:: Source records

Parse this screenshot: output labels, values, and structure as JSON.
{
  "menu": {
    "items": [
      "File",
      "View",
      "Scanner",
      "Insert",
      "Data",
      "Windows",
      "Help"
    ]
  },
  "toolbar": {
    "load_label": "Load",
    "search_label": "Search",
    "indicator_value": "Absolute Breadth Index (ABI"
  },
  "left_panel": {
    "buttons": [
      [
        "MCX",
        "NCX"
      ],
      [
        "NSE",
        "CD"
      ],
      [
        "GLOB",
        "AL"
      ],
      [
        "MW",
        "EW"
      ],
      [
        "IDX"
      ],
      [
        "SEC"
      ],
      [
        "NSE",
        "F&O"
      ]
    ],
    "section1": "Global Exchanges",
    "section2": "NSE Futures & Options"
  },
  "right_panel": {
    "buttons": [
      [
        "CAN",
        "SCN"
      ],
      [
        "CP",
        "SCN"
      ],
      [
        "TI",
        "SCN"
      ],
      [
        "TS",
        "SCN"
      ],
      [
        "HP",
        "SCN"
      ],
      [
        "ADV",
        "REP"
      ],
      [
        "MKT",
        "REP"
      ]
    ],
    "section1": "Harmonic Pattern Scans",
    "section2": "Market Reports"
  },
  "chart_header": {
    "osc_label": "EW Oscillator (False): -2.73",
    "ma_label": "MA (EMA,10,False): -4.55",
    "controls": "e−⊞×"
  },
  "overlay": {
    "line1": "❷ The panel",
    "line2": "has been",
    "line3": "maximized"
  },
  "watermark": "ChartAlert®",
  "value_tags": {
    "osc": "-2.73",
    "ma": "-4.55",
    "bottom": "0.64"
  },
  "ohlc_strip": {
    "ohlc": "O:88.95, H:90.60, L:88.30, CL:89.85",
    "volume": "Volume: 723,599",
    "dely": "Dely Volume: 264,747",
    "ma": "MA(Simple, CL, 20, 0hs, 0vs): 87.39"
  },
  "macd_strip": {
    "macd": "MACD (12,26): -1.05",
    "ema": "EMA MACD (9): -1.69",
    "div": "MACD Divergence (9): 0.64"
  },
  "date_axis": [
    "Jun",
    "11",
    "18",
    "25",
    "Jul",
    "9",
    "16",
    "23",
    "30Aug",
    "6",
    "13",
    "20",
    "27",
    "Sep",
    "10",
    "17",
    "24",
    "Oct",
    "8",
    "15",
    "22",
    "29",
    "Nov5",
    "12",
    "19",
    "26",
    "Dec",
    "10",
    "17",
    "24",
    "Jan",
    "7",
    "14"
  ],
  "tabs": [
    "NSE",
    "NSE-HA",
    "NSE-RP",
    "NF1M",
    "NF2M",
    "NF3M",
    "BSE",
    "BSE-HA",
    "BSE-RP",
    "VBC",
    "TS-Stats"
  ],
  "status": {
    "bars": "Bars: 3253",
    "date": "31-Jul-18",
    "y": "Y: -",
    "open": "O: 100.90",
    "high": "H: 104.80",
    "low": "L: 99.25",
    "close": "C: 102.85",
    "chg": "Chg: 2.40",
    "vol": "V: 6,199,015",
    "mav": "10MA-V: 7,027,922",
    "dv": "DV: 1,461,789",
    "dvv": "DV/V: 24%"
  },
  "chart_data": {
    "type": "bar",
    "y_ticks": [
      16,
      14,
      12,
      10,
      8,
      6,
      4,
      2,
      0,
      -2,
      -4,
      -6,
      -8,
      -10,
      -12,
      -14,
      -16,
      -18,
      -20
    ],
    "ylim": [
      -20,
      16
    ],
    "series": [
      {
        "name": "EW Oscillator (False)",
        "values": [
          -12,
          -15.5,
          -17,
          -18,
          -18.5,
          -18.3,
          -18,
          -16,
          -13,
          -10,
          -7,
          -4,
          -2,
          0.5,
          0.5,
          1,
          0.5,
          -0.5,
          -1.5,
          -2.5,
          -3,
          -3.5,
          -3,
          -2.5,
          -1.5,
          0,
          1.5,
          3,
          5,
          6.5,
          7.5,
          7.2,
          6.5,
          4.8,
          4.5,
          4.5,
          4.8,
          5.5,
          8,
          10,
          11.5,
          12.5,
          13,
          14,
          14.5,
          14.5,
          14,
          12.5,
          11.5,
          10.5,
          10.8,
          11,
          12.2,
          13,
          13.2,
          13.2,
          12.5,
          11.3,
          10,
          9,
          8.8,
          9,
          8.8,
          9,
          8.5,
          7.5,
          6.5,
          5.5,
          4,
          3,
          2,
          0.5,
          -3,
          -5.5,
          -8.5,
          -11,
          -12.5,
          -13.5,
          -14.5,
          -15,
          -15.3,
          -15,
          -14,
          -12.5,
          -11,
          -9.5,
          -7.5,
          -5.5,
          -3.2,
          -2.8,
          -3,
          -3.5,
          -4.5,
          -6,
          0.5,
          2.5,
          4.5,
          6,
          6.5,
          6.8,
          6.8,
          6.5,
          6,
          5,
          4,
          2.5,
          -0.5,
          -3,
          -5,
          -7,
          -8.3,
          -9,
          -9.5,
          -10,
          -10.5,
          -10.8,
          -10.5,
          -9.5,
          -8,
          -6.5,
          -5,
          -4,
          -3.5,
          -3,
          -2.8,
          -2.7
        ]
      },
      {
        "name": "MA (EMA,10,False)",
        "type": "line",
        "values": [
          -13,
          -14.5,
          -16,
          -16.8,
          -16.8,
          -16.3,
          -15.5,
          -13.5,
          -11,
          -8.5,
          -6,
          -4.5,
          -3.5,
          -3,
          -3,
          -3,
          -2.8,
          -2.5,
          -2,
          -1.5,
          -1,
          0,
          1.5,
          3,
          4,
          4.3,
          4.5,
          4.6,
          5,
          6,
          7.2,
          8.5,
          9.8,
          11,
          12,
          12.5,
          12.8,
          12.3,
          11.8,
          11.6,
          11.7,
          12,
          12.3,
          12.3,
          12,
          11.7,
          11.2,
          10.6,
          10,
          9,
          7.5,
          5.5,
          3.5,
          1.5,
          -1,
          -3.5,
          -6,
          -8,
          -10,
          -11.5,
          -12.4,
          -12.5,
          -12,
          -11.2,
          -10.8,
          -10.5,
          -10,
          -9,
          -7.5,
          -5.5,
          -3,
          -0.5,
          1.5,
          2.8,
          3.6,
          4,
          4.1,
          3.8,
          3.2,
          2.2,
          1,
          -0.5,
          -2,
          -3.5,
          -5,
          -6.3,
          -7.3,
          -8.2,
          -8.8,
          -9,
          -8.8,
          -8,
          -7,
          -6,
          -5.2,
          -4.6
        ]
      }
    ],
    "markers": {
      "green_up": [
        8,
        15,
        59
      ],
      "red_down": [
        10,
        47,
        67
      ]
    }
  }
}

::::

Only the number is needed here: how many lines of the records contain "Oscillator"?

• **Task output**
2